*GIVEN TASK*.
Single out the lines that include the word "сфере". Copy them.

*RECORDS*.
***

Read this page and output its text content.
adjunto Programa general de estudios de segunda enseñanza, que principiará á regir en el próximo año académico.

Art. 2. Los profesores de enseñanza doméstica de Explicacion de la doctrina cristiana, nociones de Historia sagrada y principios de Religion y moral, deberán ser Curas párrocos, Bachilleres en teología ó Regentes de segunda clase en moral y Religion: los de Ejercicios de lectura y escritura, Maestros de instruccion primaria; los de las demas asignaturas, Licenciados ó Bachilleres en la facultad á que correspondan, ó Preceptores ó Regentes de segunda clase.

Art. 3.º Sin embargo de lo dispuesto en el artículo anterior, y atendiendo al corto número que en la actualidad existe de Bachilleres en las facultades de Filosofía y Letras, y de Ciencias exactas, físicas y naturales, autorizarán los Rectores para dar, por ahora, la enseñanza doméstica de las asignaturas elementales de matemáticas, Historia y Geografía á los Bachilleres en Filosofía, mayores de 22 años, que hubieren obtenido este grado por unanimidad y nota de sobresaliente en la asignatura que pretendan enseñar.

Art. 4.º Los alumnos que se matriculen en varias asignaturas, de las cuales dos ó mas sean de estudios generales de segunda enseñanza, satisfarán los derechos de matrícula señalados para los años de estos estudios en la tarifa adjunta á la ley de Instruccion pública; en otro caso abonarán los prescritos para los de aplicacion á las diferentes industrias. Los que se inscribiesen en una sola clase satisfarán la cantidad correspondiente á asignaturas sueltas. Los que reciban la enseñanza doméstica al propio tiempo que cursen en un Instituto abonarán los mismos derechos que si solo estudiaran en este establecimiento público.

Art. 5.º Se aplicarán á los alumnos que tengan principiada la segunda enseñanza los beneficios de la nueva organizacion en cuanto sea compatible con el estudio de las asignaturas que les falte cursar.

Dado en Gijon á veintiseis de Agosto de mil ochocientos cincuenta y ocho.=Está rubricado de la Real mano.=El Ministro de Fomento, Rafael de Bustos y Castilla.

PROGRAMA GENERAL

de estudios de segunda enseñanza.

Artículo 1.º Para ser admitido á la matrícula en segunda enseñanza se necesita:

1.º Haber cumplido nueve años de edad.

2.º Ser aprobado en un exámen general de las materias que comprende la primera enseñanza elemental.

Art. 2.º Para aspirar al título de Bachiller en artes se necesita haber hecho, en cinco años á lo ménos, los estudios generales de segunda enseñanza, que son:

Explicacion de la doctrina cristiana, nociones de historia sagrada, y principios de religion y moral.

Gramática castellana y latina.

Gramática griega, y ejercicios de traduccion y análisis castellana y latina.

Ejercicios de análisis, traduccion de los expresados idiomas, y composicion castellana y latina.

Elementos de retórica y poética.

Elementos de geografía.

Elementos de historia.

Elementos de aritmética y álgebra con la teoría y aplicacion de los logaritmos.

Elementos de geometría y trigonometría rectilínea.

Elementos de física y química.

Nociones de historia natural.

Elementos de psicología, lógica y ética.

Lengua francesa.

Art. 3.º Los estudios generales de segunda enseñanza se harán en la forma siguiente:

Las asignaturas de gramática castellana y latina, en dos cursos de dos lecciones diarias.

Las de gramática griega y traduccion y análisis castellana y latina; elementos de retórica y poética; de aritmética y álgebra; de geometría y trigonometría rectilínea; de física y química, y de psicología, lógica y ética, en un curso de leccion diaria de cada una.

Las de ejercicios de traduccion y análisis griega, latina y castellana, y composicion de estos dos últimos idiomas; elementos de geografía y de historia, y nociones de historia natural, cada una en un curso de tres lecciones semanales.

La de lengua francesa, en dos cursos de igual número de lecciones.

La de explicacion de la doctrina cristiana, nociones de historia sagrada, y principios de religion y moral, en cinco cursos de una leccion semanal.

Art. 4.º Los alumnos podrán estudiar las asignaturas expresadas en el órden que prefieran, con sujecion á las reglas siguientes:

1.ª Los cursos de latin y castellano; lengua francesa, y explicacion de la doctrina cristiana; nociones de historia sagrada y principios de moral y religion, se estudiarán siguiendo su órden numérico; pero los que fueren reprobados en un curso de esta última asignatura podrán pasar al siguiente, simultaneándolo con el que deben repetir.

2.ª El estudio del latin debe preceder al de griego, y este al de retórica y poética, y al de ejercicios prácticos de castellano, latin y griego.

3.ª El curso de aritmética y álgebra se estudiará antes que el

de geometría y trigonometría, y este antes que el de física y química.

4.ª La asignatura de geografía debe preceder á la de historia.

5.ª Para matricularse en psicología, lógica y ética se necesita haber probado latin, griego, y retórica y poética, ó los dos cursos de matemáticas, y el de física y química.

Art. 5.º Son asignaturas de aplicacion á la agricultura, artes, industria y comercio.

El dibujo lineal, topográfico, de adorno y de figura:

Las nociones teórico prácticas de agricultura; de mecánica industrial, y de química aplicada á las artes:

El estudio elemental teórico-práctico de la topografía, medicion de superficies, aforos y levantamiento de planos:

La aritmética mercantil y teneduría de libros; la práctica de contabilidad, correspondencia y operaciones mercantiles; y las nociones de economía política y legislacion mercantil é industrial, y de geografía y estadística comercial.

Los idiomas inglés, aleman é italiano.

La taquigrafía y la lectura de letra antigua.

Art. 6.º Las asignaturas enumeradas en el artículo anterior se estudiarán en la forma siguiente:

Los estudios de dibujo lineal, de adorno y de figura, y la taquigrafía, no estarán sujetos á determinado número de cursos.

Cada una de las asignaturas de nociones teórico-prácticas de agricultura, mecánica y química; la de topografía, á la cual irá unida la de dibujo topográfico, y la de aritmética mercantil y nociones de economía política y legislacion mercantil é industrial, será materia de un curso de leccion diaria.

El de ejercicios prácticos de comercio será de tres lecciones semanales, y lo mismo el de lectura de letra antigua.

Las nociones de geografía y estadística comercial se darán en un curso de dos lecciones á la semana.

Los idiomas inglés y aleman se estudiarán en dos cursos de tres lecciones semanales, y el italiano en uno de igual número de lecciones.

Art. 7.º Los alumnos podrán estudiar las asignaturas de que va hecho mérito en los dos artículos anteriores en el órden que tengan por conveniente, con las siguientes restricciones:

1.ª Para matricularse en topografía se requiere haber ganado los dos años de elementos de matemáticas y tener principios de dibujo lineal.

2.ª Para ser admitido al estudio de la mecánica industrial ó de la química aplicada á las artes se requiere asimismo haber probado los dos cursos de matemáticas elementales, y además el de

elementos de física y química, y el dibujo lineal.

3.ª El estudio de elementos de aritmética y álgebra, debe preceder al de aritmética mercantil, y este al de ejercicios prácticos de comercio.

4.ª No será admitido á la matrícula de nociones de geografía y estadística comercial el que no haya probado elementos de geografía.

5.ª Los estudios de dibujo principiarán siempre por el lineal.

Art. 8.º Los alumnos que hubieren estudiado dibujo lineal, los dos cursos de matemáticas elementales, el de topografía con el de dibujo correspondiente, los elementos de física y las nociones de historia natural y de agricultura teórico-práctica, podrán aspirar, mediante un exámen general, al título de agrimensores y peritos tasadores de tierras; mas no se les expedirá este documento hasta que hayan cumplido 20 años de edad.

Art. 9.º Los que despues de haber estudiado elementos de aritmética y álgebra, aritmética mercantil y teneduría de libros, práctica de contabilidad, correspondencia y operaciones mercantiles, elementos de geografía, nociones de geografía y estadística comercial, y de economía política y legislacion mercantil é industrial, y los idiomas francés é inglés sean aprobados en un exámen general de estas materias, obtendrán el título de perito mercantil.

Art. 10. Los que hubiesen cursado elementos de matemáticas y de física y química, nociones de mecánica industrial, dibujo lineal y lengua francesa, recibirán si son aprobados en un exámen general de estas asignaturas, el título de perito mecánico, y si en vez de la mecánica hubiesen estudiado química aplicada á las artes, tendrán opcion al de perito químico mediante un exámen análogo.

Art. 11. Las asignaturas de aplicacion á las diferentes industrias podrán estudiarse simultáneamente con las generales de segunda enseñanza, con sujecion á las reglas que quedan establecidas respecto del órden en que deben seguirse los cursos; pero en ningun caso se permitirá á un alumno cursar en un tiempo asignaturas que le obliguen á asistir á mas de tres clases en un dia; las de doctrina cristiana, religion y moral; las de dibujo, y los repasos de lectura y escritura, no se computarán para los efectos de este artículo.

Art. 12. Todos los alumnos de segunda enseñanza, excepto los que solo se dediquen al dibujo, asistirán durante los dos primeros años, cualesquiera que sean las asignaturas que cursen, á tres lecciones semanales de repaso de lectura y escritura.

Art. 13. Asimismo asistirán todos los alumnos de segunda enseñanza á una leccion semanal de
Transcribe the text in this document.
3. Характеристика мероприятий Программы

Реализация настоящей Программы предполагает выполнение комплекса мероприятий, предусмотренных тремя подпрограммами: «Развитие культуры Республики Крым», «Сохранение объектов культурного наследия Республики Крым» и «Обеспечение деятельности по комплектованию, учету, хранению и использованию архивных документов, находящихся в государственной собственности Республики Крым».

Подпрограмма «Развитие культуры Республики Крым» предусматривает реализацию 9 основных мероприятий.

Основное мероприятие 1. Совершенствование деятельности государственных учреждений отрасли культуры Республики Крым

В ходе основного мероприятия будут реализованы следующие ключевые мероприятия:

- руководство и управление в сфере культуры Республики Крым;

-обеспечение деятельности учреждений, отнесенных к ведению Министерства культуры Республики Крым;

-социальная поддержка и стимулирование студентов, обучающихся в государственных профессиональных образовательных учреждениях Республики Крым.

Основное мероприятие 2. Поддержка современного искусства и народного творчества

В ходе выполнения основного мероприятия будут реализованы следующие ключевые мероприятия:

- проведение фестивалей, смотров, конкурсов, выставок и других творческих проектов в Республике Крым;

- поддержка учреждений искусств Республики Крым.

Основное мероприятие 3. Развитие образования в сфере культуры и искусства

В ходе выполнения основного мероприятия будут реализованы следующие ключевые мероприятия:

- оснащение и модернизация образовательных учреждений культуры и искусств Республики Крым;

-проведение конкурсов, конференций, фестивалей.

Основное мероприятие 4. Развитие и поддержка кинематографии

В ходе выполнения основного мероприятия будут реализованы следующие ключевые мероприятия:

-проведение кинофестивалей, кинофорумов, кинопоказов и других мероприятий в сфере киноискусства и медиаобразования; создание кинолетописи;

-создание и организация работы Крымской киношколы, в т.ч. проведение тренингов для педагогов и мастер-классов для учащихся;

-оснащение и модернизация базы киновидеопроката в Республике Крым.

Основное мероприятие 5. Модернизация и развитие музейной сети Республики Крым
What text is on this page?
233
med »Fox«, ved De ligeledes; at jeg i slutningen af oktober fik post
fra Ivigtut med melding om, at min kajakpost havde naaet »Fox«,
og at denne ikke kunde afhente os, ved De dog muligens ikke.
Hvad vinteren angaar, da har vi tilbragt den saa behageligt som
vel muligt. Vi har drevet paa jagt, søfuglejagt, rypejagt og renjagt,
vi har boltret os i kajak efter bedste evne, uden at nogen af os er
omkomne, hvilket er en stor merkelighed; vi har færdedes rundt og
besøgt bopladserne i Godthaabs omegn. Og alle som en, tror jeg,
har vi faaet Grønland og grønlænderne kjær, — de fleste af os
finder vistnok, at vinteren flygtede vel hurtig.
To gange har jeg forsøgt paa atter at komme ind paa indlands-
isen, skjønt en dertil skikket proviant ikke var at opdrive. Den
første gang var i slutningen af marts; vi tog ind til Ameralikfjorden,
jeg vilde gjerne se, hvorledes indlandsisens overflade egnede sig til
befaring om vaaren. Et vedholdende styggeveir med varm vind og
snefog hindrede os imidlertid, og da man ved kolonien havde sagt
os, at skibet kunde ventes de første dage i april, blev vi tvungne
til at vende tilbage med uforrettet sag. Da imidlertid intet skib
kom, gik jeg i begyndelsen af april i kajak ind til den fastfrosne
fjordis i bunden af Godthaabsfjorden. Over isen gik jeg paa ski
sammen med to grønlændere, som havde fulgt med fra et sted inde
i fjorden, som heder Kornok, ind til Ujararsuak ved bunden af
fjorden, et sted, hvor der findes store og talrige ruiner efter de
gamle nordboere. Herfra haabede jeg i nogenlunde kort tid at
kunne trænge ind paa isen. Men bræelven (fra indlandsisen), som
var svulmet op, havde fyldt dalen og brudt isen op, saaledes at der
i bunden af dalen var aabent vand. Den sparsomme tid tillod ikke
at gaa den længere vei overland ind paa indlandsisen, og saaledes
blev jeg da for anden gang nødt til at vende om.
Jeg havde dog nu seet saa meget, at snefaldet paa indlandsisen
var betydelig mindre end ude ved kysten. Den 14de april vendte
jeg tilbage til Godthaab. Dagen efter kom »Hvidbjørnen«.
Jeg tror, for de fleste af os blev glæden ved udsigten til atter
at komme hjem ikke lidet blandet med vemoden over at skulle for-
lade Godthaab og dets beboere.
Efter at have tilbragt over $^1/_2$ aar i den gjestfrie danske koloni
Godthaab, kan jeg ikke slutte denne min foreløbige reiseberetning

***

*THE REPLY*.
- руководство и управление в сфере культуры Республики Крым;
Основное мероприятие 3. Развитие образования в сфере культуры и искусства
-проведение кинофестивалей, кинофорумов, кинопоказов и других мероприятий в сфере киноискусства и медиаобразования; создание кинолетописи;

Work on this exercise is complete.